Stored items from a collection
+===+
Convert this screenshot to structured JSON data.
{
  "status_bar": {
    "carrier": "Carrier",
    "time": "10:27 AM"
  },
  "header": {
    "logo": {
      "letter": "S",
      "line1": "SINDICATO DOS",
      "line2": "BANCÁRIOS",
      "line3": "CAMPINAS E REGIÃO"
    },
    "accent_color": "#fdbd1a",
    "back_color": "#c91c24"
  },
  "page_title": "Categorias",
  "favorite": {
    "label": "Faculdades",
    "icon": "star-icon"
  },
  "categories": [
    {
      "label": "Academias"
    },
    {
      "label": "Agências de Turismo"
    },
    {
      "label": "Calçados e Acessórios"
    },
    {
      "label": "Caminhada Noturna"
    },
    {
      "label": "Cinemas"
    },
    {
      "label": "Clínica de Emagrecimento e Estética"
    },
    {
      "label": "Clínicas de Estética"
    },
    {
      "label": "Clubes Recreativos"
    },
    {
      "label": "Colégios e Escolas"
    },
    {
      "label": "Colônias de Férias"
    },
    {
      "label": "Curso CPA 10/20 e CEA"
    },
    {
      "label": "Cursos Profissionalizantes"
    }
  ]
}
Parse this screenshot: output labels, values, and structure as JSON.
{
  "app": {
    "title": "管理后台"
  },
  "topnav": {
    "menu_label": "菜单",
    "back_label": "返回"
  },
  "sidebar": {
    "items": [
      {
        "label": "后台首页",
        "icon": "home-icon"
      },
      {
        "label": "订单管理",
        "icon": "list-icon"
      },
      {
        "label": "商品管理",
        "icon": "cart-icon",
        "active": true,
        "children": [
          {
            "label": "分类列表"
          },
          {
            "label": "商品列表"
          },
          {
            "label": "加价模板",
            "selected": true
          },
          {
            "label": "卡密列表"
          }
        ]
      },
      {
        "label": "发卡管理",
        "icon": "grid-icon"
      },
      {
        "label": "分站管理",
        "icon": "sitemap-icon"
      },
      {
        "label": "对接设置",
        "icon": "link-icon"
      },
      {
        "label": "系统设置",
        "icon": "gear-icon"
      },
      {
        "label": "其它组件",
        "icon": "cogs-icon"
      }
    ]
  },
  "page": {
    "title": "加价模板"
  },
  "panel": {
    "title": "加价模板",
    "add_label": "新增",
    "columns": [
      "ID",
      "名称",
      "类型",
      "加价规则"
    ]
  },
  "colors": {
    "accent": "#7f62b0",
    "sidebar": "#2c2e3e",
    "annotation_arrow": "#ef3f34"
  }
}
+===+
**WHAT YOU HAVE TO DO**
Extract each line holding the word "this" from the records.

**RIGHT ANSWER**
Convert this screenshot to structured JSON data.
Parse this screenshot: output labels, values, and structure as JSON.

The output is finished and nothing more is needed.